(begin)

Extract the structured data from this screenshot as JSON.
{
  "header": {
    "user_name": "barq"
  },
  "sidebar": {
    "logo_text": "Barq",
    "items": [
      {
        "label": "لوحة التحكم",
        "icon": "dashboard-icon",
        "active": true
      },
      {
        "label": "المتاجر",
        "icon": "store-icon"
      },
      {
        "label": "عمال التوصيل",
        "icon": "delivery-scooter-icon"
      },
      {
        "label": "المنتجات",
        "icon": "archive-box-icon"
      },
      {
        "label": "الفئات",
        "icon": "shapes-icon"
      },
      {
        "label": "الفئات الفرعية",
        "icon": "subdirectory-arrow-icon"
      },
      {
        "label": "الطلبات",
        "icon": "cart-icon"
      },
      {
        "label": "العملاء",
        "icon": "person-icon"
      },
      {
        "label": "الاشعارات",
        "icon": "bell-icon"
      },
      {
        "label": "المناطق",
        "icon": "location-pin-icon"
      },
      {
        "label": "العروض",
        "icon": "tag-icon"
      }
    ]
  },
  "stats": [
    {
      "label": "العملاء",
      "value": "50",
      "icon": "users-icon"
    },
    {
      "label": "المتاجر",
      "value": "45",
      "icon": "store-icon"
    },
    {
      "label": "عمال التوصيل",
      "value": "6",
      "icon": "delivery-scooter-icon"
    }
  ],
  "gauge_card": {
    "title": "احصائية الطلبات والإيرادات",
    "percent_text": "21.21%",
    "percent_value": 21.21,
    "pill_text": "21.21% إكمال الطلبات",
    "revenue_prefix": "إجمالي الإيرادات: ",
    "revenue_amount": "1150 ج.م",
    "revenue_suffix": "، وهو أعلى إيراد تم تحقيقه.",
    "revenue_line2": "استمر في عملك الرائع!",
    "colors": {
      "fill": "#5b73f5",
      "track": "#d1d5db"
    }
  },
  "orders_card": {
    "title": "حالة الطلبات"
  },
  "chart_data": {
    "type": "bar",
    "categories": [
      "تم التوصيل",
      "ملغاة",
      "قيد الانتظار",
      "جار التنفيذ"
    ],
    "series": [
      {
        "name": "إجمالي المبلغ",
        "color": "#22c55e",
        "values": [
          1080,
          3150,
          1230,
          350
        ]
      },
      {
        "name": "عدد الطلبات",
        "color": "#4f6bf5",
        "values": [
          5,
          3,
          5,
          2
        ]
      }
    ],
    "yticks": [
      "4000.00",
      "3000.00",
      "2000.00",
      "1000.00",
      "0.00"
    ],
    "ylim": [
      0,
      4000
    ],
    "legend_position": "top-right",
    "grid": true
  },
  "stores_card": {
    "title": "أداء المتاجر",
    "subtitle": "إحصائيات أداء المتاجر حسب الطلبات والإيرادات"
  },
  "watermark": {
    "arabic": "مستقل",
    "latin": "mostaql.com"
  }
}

(end)

* [Work instructions] Count how many lines include the string "إجمالي". Nothing but the number is needed.

* [Full output] 2